— Start Materials provided —
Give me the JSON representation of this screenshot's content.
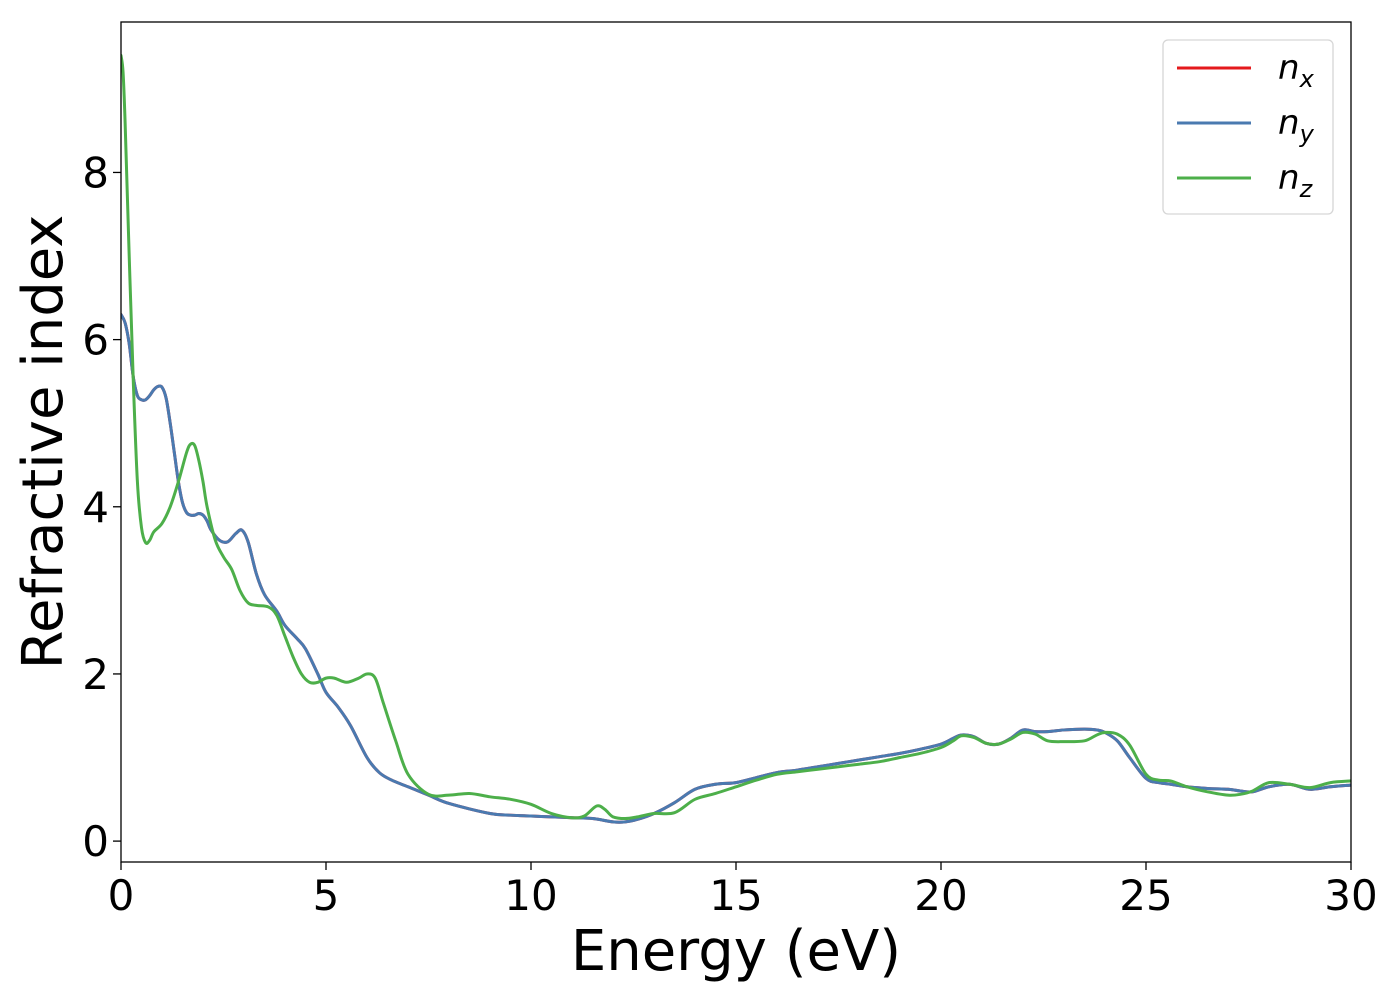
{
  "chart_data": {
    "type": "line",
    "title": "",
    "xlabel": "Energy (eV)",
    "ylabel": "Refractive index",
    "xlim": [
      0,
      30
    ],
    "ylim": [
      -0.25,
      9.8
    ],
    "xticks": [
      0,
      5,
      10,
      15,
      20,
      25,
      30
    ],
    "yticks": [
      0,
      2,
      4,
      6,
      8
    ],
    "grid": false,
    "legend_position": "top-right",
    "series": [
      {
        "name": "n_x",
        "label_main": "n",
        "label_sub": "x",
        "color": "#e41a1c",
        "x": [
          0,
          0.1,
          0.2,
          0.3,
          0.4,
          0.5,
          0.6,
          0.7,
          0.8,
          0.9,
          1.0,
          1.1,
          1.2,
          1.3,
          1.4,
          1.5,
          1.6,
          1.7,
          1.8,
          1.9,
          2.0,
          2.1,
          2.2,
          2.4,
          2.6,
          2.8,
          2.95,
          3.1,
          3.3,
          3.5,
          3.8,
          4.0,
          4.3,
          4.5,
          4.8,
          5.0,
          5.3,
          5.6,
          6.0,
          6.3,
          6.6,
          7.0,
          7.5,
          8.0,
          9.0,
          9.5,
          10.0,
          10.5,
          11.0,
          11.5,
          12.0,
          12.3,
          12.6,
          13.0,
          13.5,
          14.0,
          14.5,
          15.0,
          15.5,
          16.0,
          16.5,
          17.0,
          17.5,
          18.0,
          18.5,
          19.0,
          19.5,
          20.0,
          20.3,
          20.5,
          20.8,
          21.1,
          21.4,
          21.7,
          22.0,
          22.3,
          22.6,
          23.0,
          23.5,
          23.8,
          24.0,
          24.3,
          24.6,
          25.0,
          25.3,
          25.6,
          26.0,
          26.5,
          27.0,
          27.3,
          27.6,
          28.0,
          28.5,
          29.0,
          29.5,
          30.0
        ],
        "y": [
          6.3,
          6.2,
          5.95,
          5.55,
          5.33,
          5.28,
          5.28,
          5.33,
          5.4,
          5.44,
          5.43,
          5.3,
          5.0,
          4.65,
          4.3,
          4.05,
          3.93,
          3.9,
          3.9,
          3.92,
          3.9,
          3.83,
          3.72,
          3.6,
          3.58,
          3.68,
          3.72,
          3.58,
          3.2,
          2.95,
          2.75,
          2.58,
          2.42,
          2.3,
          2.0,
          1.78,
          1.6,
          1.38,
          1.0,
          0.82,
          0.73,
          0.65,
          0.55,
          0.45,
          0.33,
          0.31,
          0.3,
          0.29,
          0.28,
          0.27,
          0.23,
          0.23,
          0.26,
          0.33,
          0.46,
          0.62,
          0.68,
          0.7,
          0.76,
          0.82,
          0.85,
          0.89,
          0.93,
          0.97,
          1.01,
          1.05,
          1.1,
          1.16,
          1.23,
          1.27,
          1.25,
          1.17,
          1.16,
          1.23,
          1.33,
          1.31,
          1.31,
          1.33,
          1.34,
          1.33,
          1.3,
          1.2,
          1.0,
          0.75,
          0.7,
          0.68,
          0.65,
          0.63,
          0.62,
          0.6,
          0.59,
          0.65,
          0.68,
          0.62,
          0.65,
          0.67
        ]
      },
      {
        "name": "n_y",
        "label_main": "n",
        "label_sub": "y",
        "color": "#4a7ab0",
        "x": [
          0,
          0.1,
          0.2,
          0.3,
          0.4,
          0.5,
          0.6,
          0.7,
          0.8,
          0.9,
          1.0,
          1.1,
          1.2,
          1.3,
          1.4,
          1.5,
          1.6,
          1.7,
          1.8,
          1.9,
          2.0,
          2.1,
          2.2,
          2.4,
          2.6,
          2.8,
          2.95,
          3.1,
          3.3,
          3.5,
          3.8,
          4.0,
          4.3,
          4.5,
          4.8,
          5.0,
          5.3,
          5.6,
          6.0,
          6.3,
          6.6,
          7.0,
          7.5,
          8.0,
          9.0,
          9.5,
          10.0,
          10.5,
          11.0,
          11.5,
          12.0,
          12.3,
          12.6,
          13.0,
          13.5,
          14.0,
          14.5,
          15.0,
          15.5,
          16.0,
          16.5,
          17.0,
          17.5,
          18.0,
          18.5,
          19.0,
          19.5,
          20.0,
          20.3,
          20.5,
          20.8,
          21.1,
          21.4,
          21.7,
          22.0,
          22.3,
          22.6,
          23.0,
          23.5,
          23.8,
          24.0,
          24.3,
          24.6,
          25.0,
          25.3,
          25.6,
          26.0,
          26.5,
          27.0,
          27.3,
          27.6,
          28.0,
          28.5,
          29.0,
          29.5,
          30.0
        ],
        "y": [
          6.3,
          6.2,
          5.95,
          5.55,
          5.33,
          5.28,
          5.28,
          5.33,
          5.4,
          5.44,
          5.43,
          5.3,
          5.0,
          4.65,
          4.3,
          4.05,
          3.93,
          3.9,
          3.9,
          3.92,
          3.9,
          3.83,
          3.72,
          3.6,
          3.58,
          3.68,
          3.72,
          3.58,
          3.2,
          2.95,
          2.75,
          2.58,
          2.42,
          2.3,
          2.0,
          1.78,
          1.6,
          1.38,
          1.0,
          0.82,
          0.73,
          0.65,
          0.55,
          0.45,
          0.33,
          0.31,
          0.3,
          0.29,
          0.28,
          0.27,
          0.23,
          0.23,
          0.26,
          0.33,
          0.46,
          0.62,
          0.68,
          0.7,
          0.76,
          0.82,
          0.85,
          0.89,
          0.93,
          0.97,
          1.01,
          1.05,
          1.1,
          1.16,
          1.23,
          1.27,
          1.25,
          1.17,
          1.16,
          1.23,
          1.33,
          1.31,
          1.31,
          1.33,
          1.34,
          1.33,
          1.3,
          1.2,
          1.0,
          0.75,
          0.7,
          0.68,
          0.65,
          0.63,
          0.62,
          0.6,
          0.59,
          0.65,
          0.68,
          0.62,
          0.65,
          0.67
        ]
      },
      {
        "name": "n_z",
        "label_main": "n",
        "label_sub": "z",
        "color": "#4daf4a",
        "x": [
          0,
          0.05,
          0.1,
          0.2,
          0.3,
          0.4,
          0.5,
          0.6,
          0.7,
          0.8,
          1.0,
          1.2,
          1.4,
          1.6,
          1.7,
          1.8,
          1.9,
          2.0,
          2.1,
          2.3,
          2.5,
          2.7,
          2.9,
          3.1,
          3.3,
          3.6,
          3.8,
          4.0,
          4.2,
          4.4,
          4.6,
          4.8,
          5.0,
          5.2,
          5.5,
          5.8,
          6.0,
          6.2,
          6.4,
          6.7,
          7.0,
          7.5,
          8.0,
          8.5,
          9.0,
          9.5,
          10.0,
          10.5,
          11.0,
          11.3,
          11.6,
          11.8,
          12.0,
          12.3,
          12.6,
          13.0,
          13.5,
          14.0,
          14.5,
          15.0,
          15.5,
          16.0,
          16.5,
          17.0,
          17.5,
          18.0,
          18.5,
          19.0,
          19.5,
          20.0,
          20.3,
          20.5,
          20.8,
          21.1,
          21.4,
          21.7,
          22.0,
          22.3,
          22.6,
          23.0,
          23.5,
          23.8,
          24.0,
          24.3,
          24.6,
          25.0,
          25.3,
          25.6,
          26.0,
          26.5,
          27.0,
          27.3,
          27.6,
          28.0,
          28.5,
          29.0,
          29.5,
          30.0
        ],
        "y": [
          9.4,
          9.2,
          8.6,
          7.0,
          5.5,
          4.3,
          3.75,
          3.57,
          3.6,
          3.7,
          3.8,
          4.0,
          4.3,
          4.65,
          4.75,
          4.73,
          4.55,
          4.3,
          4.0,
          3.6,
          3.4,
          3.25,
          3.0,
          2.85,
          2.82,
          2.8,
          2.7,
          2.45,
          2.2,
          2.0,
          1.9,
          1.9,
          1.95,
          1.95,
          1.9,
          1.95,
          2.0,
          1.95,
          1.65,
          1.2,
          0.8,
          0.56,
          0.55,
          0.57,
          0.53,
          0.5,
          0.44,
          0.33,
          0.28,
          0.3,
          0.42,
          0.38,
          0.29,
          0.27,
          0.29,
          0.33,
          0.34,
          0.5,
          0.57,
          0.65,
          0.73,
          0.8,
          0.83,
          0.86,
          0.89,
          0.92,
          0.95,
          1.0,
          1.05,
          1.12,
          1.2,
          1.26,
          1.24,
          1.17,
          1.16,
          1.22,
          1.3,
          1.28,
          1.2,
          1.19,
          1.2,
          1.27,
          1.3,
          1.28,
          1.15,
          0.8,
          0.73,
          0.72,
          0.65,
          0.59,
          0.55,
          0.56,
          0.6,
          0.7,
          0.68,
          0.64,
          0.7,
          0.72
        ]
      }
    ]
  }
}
— End Materials provided —
* **Problem to solve**
Read the entries and select each line where the word "color" is found.

* **The output**
        "color": "#e41a1c",
        "color": "#4a7ab0",
        "color": "#4daf4a",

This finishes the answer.